### Work order
Only lines holding "series" are wanted; copy each of them from the records below.

### Excerpts from a figure dataset
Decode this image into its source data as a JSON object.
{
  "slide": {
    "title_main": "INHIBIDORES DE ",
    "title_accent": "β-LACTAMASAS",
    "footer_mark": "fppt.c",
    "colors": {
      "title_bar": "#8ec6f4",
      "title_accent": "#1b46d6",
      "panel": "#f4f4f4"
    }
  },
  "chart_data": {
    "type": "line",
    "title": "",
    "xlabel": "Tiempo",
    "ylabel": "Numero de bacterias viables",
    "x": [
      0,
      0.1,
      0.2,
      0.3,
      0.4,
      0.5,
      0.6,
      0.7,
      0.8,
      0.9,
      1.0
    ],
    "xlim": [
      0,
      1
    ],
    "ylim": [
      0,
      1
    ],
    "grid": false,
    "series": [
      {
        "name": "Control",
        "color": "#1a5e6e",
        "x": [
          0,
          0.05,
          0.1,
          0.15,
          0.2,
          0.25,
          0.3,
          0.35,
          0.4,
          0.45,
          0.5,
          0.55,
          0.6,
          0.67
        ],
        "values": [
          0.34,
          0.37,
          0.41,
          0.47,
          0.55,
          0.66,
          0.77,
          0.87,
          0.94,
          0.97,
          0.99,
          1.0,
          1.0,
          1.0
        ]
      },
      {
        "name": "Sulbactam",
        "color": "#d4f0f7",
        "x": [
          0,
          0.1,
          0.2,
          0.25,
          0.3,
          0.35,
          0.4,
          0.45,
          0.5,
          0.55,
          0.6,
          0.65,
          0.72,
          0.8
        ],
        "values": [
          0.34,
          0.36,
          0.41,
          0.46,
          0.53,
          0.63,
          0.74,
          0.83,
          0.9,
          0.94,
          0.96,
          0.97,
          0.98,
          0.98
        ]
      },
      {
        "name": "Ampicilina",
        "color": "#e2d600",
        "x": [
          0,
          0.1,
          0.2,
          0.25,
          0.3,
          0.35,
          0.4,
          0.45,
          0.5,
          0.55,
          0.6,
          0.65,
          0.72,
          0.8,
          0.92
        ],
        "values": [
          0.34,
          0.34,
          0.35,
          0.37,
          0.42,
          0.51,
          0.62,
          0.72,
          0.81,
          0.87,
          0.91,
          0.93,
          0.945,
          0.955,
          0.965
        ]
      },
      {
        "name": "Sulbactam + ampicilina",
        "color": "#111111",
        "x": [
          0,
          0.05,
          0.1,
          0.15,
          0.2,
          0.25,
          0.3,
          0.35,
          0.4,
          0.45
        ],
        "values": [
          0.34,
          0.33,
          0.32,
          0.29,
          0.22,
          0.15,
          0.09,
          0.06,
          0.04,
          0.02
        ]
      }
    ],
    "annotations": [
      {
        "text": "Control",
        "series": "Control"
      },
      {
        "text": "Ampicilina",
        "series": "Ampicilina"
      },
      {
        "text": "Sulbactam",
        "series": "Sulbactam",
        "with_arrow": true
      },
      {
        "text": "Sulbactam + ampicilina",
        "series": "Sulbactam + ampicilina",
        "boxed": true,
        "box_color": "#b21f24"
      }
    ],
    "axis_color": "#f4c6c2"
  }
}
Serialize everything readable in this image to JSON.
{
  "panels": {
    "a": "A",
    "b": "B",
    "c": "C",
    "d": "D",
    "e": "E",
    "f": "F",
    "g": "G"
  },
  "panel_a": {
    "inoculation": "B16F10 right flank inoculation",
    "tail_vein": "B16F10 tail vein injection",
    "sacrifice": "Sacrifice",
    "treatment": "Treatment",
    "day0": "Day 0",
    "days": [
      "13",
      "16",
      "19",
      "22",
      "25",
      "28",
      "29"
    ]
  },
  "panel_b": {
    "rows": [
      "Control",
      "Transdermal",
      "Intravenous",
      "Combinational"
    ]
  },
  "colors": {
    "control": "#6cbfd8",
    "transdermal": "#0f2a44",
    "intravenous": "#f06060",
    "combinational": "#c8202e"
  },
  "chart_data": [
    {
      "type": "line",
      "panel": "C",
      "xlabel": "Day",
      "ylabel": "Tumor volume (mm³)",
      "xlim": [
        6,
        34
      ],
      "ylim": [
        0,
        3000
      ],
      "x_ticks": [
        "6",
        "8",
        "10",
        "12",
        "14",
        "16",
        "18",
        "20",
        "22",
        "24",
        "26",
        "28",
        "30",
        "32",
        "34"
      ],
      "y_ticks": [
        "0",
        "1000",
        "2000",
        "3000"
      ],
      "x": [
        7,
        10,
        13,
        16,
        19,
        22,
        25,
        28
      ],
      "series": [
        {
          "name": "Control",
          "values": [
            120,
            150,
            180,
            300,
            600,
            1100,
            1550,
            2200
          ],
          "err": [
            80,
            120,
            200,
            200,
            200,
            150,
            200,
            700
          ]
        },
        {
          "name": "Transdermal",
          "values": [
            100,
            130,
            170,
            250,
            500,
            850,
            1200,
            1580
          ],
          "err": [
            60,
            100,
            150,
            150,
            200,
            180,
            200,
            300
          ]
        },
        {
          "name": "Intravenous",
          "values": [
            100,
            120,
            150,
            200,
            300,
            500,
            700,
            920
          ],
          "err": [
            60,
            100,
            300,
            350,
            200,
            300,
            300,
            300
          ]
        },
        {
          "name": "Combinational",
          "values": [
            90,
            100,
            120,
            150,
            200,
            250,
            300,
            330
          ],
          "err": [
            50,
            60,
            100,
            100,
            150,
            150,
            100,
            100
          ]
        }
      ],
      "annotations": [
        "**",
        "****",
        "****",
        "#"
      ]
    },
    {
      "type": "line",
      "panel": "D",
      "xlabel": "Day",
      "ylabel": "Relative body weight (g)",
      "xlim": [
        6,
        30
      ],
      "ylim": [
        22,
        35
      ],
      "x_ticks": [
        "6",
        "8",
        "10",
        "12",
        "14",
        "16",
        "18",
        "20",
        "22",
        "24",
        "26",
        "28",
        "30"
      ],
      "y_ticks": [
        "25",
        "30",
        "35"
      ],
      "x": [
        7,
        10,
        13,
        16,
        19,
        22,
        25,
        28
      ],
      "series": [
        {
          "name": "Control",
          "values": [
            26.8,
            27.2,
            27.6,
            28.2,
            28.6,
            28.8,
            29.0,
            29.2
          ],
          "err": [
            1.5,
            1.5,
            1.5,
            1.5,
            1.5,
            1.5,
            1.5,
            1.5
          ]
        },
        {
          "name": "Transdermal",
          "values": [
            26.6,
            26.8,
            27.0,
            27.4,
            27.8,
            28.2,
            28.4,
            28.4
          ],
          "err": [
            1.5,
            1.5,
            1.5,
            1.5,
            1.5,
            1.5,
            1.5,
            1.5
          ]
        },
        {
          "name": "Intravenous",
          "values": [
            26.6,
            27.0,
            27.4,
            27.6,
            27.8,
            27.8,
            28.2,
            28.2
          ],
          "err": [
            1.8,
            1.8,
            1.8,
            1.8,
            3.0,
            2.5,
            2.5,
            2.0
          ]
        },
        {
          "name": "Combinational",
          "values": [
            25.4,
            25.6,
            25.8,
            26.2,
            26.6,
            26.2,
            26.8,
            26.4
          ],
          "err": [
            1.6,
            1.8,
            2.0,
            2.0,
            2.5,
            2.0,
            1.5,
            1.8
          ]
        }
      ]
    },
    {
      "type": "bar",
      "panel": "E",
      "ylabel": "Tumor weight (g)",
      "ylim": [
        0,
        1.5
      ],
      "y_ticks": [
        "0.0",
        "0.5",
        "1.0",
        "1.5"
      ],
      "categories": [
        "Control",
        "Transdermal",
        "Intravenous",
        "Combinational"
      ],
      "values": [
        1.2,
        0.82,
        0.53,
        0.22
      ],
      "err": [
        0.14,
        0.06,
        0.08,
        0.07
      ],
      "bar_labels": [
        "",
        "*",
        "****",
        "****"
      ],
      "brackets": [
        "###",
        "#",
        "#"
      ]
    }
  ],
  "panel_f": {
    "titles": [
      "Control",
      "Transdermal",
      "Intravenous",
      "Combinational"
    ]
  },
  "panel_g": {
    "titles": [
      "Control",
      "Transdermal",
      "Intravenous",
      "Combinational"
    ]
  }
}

### Task result
    "series": [
        "series": "Control"
        "series": "Ampicilina"
        "series": "Sulbactam",
        "series": "Sulbactam + ampicilina",
      "series": [
      "series": [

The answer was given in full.